Entries shown:
-- Start --

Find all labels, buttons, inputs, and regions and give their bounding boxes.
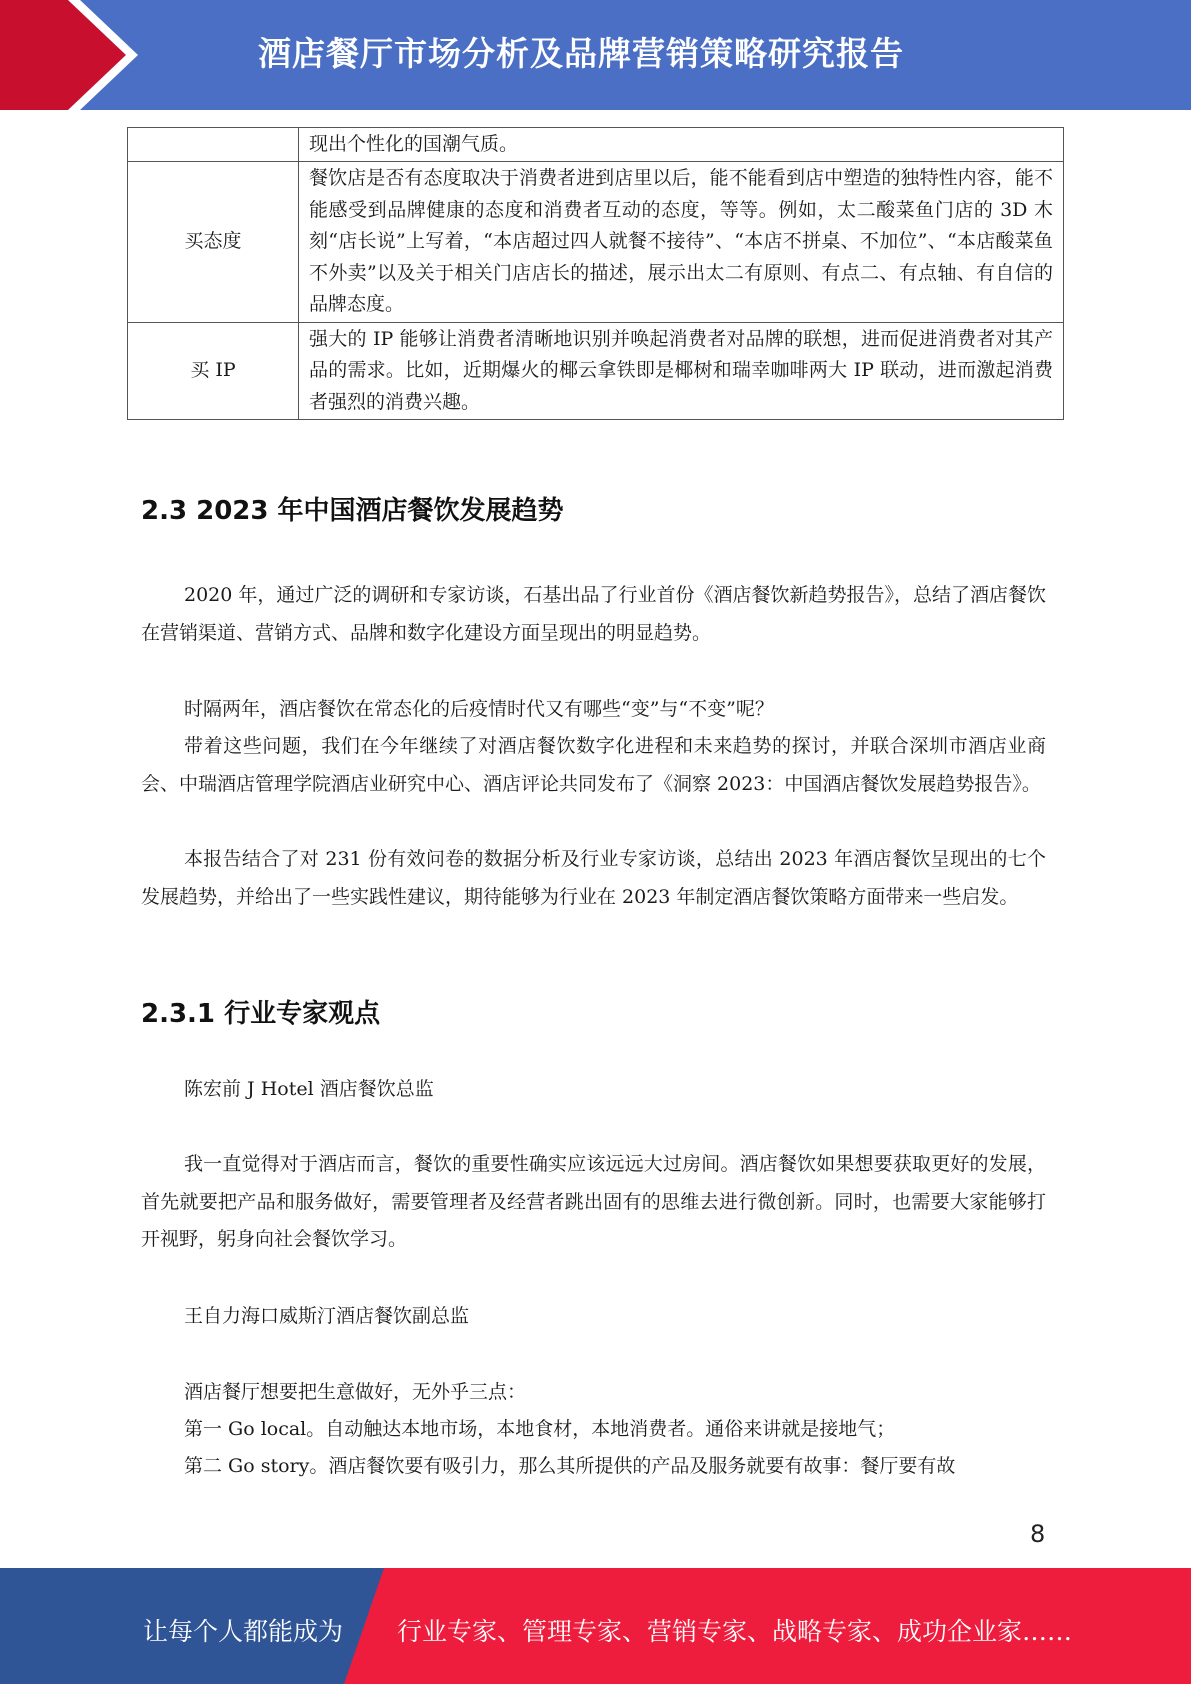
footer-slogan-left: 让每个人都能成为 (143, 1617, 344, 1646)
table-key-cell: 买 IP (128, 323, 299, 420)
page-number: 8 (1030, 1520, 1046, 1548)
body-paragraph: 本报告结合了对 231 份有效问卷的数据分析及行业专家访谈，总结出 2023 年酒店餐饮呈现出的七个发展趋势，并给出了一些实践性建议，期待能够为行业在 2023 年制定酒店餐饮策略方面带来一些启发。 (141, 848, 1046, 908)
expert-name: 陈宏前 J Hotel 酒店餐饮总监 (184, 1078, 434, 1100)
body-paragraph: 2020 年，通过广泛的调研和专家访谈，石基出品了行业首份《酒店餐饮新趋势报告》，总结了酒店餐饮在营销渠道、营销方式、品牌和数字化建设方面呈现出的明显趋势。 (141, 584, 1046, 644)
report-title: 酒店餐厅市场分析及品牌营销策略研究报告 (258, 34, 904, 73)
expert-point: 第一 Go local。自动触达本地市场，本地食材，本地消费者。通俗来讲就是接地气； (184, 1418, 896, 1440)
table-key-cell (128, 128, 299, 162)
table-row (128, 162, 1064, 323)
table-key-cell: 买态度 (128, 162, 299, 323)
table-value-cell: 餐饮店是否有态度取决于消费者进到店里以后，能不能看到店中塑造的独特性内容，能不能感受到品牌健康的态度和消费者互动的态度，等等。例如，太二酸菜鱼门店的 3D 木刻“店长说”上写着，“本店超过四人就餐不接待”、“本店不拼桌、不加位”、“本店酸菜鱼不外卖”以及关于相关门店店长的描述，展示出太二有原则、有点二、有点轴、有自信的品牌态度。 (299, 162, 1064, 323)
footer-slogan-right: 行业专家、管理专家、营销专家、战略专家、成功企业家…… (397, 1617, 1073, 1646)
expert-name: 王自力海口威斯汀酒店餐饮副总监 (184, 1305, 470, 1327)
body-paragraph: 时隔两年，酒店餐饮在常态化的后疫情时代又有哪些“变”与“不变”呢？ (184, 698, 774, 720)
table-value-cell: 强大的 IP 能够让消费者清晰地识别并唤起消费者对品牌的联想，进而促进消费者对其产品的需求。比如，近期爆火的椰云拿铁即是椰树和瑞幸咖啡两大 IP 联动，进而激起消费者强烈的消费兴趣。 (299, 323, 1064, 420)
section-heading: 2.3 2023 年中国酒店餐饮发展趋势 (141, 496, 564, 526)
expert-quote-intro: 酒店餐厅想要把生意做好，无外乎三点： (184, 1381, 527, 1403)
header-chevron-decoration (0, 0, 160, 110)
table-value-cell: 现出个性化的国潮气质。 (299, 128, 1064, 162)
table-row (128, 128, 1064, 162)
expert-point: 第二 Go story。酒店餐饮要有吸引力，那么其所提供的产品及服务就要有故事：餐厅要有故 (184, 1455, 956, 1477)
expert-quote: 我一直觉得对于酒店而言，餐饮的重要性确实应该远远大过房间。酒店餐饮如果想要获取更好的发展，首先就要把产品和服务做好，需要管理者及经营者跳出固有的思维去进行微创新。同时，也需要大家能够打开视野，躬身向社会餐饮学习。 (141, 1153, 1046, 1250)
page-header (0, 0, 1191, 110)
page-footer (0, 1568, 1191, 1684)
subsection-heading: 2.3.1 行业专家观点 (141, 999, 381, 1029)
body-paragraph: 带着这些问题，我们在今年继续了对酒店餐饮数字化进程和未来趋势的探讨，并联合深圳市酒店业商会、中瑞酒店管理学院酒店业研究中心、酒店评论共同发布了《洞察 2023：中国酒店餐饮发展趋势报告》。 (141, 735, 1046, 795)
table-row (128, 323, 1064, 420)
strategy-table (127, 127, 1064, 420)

-- End --

Direction:
Copy out every one of the lines above word for word, leaving out the picture.

Result below:
Find all labels, buttons, inputs, and regions and give their bounding boxes.
footer-slogan-left: 让每个人都能成为 (143, 1617, 344, 1646)
table-key-cell: 买 IP (128, 323, 299, 420)
page-number: 8 (1030, 1520, 1046, 1548)
body-paragraph: 本报告结合了对 231 份有效问卷的数据分析及行业专家访谈，总结出 2023 年酒店餐饮呈现出的七个发展趋势，并给出了一些实践性建议，期待能够为行业在 2023 年制定酒店餐饮策略方面带来一些启发。 (141, 848, 1046, 908)
expert-name: 陈宏前 J Hotel 酒店餐饮总监 (184, 1078, 434, 1100)
body-paragraph: 2020 年，通过广泛的调研和专家访谈，石基出品了行业首份《酒店餐饮新趋势报告》，总结了酒店餐饮在营销渠道、营销方式、品牌和数字化建设方面呈现出的明显趋势。 (141, 584, 1046, 644)
report-title: 酒店餐厅市场分析及品牌营销策略研究报告 (258, 34, 904, 73)
expert-point: 第一 Go local。自动触达本地市场，本地食材，本地消费者。通俗来讲就是接地气； (184, 1418, 896, 1440)
table-key-cell (128, 128, 299, 162)
table-row (128, 162, 1064, 323)
table-key-cell: 买态度 (128, 162, 299, 323)
table-value-cell: 餐饮店是否有态度取决于消费者进到店里以后，能不能看到店中塑造的独特性内容，能不能感受到品牌健康的态度和消费者互动的态度，等等。例如，太二酸菜鱼门店的 3D 木刻“店长说”上写着，“本店超过四人就餐不接待”、“本店不拼桌、不加位”、“本店酸菜鱼不外卖”以及关于相关门店店长的描述，展示出太二有原则、有点二、有点轴、有自信的品牌态度。 (299, 162, 1064, 323)
footer-slogan-right: 行业专家、管理专家、营销专家、战略专家、成功企业家…… (397, 1617, 1073, 1646)
expert-name: 王自力海口威斯汀酒店餐饮副总监 (184, 1305, 470, 1327)
body-paragraph: 时隔两年，酒店餐饮在常态化的后疫情时代又有哪些“变”与“不变”呢？ (184, 698, 774, 720)
table-value-cell: 强大的 IP 能够让消费者清晰地识别并唤起消费者对品牌的联想，进而促进消费者对其产品的需求。比如，近期爆火的椰云拿铁即是椰树和瑞幸咖啡两大 IP 联动，进而激起消费者强烈的消费兴趣。 (299, 323, 1064, 420)
section-heading: 2.3 2023 年中国酒店餐饮发展趋势 (141, 496, 564, 526)
expert-quote-intro: 酒店餐厅想要把生意做好，无外乎三点： (184, 1381, 527, 1403)
header-chevron-decoration (0, 0, 160, 110)
table-value-cell: 现出个性化的国潮气质。 (299, 128, 1064, 162)
table-row (128, 128, 1064, 162)
expert-point: 第二 Go story。酒店餐饮要有吸引力，那么其所提供的产品及服务就要有故事：餐厅要有故 (184, 1455, 956, 1477)
expert-quote: 我一直觉得对于酒店而言，餐饮的重要性确实应该远远大过房间。酒店餐饮如果想要获取更好的发展，首先就要把产品和服务做好，需要管理者及经营者跳出固有的思维去进行微创新。同时，也需要大家能够打开视野，躬身向社会餐饮学习。 (141, 1153, 1046, 1250)
page-header (0, 0, 1191, 110)
page-footer (0, 1568, 1191, 1684)
subsection-heading: 2.3.1 行业专家观点 (141, 999, 381, 1029)
body-paragraph: 带着这些问题，我们在今年继续了对酒店餐饮数字化进程和未来趋势的探讨，并联合深圳市酒店业商会、中瑞酒店管理学院酒店业研究中心、酒店评论共同发布了《洞察 2023：中国酒店餐饮发展趋势报告》。 (141, 735, 1046, 795)
table-row (128, 323, 1064, 420)
strategy-table (127, 127, 1064, 420)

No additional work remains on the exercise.